(Stored entries)
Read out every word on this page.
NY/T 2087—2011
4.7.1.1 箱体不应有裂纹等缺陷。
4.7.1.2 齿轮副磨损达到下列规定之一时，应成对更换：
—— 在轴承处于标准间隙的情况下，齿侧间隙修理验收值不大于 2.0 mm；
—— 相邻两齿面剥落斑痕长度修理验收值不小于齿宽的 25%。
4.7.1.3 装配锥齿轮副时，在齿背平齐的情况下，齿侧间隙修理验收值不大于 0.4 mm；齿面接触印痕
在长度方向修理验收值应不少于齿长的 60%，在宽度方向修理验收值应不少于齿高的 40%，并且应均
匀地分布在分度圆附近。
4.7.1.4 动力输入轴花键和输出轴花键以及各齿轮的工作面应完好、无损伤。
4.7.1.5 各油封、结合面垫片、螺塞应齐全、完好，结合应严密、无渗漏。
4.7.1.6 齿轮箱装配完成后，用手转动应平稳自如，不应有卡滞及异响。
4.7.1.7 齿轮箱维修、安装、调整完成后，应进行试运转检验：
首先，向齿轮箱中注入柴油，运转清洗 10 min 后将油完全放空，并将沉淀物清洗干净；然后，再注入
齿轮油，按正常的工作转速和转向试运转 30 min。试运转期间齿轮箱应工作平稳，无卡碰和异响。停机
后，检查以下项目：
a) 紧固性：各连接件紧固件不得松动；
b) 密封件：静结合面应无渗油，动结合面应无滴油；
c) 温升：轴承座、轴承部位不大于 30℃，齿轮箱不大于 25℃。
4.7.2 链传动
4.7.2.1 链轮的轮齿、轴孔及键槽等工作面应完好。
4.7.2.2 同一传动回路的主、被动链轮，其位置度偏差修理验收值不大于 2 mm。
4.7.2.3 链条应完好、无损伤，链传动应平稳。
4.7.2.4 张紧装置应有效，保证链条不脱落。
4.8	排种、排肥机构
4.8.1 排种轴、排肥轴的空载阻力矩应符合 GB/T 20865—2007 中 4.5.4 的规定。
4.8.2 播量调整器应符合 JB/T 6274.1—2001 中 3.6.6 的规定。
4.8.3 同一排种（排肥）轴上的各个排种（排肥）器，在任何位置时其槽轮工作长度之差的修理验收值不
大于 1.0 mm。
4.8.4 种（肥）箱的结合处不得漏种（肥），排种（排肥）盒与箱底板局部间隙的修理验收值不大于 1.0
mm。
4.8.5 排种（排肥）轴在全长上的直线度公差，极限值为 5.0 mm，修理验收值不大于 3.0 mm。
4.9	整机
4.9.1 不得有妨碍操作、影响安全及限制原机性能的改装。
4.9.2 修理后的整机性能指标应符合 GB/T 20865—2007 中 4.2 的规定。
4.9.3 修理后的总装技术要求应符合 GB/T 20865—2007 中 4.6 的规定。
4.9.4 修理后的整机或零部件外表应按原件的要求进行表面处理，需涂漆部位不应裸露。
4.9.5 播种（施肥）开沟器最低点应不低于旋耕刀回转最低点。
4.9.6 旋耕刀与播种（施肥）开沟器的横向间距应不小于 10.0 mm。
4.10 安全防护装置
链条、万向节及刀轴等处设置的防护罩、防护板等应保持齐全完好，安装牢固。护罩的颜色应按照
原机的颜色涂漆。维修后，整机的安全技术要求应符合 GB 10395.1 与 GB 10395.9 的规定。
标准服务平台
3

Goal: Every record shown above must be echoed exactly.

Solved exercise:
Read out every word on this page.
NY/T 2087—2011
4.7.1.1 箱体不应有裂纹等缺陷。
4.7.1.2 齿轮副磨损达到下列规定之一时，应成对更换：
—— 在轴承处于标准间隙的情况下，齿侧间隙修理验收值不大于 2.0 mm；
—— 相邻两齿面剥落斑痕长度修理验收值不小于齿宽的 25%。
4.7.1.3 装配锥齿轮副时，在齿背平齐的情况下，齿侧间隙修理验收值不大于 0.4 mm；齿面接触印痕
在长度方向修理验收值应不少于齿长的 60%，在宽度方向修理验收值应不少于齿高的 40%，并且应均
匀地分布在分度圆附近。
4.7.1.4 动力输入轴花键和输出轴花键以及各齿轮的工作面应完好、无损伤。
4.7.1.5 各油封、结合面垫片、螺塞应齐全、完好，结合应严密、无渗漏。
4.7.1.6 齿轮箱装配完成后，用手转动应平稳自如，不应有卡滞及异响。
4.7.1.7 齿轮箱维修、安装、调整完成后，应进行试运转检验：
首先，向齿轮箱中注入柴油，运转清洗 10 min 后将油完全放空，并将沉淀物清洗干净；然后，再注入
齿轮油，按正常的工作转速和转向试运转 30 min。试运转期间齿轮箱应工作平稳，无卡碰和异响。停机
后，检查以下项目：
a) 紧固性：各连接件紧固件不得松动；
b) 密封件：静结合面应无渗油，动结合面应无滴油；
c) 温升：轴承座、轴承部位不大于 30℃，齿轮箱不大于 25℃。
4.7.2 链传动
4.7.2.1 链轮的轮齿、轴孔及键槽等工作面应完好。
4.7.2.2 同一传动回路的主、被动链轮，其位置度偏差修理验收值不大于 2 mm。
4.7.2.3 链条应完好、无损伤，链传动应平稳。
4.7.2.4 张紧装置应有效，保证链条不脱落。
4.8	排种、排肥机构
4.8.1 排种轴、排肥轴的空载阻力矩应符合 GB/T 20865—2007 中 4.5.4 的规定。
4.8.2 播量调整器应符合 JB/T 6274.1—2001 中 3.6.6 的规定。
4.8.3 同一排种（排肥）轴上的各个排种（排肥）器，在任何位置时其槽轮工作长度之差的修理验收值不
大于 1.0 mm。
4.8.4 种（肥）箱的结合处不得漏种（肥），排种（排肥）盒与箱底板局部间隙的修理验收值不大于 1.0
mm。
4.8.5 排种（排肥）轴在全长上的直线度公差，极限值为 5.0 mm，修理验收值不大于 3.0 mm。
4.9	整机
4.9.1 不得有妨碍操作、影响安全及限制原机性能的改装。
4.9.2 修理后的整机性能指标应符合 GB/T 20865—2007 中 4.2 的规定。
4.9.3 修理后的总装技术要求应符合 GB/T 20865—2007 中 4.6 的规定。
4.9.4 修理后的整机或零部件外表应按原件的要求进行表面处理，需涂漆部位不应裸露。
4.9.5 播种（施肥）开沟器最低点应不低于旋耕刀回转最低点。
4.9.6 旋耕刀与播种（施肥）开沟器的横向间距应不小于 10.0 mm。
4.10 安全防护装置
链条、万向节及刀轴等处设置的防护罩、防护板等应保持齐全完好，安装牢固。护罩的颜色应按照
原机的颜色涂漆。维修后，整机的安全技术要求应符合 GB 10395.1 与 GB 10395.9 的规定。
标准服务平台
3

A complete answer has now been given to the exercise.